Figure record listings:

::::::::::

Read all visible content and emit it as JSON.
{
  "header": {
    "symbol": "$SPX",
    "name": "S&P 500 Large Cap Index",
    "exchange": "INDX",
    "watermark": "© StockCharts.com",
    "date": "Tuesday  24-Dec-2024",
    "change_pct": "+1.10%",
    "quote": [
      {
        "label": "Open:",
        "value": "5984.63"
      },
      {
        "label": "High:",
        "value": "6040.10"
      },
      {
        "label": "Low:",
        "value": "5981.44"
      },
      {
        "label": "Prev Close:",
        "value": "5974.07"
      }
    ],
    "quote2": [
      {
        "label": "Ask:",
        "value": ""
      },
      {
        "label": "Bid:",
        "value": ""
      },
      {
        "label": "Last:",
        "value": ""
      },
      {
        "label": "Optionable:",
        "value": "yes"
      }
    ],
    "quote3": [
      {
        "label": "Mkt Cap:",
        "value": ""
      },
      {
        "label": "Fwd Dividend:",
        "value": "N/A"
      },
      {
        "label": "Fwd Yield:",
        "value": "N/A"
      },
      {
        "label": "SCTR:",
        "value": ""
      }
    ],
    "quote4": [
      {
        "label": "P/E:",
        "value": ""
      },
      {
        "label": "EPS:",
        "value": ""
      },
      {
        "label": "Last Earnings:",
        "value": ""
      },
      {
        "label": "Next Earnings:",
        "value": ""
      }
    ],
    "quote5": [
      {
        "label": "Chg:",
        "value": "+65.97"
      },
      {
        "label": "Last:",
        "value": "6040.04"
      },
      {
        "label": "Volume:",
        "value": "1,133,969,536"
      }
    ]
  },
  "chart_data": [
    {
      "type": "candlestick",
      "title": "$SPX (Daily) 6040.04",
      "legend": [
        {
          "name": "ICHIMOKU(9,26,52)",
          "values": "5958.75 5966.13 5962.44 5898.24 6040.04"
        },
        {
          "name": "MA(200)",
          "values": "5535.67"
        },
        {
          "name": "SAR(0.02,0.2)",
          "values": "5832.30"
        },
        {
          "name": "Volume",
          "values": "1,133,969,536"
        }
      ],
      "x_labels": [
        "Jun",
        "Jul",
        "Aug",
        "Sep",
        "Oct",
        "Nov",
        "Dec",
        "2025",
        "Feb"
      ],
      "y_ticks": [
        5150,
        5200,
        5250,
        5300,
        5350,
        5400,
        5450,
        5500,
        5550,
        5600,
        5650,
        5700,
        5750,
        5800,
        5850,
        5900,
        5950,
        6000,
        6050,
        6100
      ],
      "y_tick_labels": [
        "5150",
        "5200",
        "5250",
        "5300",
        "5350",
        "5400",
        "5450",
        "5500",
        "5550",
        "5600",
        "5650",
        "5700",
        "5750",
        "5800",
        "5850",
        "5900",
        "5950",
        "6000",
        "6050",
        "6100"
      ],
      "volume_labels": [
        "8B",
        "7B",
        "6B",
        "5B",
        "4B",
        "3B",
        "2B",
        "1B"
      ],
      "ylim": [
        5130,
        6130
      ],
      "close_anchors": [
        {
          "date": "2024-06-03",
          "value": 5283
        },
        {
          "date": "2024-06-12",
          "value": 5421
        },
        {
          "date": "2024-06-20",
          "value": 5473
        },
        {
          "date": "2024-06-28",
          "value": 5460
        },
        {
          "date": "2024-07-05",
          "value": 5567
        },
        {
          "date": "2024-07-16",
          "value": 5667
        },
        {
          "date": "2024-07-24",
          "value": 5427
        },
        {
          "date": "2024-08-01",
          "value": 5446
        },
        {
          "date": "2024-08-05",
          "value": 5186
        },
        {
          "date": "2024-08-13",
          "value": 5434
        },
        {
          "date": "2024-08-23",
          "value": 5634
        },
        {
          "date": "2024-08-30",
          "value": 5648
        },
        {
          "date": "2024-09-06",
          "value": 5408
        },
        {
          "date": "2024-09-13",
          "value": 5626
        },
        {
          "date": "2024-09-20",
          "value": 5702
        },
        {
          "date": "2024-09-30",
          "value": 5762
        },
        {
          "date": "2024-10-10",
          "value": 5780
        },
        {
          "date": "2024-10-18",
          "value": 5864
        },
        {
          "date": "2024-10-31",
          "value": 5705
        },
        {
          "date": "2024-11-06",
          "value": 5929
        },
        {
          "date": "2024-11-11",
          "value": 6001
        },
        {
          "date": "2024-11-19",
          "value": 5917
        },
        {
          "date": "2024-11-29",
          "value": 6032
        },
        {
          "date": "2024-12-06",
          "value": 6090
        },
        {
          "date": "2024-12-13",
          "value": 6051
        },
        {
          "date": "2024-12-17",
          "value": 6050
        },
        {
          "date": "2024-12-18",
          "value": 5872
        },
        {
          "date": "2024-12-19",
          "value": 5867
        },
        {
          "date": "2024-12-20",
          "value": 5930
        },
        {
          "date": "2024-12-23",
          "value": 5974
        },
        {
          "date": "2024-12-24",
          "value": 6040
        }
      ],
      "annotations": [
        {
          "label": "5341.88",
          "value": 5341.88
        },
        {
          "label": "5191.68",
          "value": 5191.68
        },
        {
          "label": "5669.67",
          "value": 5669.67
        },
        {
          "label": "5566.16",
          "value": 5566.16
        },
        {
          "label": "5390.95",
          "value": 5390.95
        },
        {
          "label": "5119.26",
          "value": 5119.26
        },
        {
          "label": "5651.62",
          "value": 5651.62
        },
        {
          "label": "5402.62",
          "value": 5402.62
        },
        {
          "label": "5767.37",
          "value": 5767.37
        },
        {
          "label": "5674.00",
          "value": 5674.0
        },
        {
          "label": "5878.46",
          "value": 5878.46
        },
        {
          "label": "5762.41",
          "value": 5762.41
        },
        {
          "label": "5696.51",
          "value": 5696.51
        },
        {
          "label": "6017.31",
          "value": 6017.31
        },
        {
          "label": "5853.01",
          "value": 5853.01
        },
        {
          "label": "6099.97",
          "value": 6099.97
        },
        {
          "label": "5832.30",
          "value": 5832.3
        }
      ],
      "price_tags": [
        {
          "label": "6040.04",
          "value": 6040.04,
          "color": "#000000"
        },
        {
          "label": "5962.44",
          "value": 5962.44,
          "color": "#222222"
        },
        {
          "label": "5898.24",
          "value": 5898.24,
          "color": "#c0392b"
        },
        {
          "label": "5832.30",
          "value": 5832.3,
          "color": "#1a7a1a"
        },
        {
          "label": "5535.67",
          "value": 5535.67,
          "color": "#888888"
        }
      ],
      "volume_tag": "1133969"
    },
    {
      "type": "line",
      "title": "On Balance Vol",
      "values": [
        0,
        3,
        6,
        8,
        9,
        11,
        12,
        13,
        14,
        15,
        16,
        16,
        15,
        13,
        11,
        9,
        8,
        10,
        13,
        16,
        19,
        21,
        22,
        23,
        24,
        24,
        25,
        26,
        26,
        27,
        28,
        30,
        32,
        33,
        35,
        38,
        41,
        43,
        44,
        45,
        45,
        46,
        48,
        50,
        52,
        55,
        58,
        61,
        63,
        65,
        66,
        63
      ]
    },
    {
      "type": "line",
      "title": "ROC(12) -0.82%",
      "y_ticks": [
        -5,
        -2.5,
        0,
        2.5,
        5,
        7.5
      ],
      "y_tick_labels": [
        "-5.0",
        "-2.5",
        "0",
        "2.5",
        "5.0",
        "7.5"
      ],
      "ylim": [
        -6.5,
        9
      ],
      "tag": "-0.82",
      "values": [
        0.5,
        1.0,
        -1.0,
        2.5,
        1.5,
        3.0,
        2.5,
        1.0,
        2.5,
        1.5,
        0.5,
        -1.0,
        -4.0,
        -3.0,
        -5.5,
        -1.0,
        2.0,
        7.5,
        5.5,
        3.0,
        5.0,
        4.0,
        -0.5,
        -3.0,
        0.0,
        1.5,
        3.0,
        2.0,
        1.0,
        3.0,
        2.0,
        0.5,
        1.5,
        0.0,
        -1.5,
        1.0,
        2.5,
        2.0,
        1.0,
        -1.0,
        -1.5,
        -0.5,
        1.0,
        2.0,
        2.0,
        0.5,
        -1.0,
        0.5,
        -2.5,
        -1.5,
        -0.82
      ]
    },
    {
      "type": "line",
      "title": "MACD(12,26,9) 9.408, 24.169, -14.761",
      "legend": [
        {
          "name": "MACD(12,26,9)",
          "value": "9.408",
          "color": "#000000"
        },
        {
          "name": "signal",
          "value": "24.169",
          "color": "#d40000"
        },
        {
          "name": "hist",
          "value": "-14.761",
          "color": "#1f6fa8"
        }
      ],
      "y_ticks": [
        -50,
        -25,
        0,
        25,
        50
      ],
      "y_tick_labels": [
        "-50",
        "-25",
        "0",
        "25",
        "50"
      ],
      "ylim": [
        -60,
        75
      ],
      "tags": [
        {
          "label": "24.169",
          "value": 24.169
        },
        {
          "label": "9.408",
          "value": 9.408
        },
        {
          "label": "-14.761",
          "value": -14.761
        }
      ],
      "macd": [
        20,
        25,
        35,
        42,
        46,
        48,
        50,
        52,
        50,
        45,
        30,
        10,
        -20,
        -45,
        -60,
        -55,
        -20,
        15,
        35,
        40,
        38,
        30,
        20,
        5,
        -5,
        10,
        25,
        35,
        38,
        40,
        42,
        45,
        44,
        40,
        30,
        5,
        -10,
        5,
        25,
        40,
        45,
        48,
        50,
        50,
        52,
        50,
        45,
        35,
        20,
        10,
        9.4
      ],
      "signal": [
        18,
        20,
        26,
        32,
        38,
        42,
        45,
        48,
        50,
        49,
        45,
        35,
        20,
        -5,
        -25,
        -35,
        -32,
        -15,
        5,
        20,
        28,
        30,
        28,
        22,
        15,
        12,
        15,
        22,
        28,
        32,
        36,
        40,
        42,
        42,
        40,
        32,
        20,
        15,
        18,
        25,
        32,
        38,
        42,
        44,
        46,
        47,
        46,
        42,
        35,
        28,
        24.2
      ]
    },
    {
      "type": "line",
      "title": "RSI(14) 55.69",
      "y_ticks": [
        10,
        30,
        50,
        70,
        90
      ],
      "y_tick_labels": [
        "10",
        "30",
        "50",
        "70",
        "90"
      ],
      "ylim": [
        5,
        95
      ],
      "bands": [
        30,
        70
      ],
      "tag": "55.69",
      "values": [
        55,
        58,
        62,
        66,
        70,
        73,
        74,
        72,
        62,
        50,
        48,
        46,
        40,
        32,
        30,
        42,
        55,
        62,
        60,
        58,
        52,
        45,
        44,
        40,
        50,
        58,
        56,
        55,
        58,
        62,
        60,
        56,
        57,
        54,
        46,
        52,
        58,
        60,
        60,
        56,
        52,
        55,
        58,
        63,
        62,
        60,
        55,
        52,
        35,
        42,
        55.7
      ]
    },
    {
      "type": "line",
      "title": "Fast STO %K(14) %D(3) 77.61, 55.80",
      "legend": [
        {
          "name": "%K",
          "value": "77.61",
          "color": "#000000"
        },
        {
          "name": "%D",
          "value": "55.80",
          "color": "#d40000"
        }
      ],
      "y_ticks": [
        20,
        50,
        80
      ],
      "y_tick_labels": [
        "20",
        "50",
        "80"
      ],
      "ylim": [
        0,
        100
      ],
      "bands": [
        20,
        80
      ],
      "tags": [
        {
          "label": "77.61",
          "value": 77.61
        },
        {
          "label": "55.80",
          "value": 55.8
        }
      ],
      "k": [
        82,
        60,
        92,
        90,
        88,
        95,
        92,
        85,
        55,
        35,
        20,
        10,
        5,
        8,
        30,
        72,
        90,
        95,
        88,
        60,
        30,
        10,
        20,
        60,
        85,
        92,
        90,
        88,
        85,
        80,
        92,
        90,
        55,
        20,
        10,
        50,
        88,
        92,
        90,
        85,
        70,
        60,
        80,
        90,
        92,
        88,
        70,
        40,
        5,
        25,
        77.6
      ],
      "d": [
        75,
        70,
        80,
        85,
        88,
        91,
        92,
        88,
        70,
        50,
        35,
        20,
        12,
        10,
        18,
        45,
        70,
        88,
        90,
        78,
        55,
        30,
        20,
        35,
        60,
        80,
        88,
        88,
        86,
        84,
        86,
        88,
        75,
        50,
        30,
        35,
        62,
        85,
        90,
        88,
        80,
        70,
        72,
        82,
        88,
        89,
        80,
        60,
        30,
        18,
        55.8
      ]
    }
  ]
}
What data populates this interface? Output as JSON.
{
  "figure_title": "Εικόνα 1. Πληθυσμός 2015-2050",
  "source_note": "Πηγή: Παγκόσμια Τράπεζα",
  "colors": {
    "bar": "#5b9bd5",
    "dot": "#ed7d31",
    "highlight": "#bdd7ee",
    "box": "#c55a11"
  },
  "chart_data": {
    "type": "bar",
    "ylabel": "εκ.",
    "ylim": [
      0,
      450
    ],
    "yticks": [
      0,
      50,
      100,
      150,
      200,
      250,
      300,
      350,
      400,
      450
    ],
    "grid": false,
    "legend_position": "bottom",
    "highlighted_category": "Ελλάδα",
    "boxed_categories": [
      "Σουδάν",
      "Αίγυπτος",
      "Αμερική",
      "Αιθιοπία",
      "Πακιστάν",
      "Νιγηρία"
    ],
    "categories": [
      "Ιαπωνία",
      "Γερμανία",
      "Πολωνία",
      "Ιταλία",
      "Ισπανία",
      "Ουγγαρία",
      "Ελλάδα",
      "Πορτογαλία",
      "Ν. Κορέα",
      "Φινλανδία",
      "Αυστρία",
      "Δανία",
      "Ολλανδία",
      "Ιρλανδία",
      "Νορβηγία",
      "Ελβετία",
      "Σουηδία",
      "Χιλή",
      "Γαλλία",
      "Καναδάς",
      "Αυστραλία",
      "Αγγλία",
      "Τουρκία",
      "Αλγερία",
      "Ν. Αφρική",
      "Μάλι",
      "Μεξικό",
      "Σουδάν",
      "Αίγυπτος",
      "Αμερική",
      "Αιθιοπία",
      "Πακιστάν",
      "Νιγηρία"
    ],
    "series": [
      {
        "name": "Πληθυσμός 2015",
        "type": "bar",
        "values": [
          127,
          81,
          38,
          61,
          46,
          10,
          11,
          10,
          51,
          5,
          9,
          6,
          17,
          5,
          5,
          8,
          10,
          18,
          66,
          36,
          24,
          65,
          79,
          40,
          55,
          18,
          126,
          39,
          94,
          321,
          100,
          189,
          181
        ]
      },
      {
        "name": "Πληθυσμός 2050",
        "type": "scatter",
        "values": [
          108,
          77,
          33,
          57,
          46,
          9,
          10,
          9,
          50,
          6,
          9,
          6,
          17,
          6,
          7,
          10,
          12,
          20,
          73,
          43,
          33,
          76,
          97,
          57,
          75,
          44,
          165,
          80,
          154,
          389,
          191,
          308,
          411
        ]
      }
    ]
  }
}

::::::::::

THE EXERCISE: In the entries above, identify each line that includes the string "JSON", then copy it.

RESPONSE:
Read all visible content and emit it as JSON.
What data populates this interface? Output as JSON.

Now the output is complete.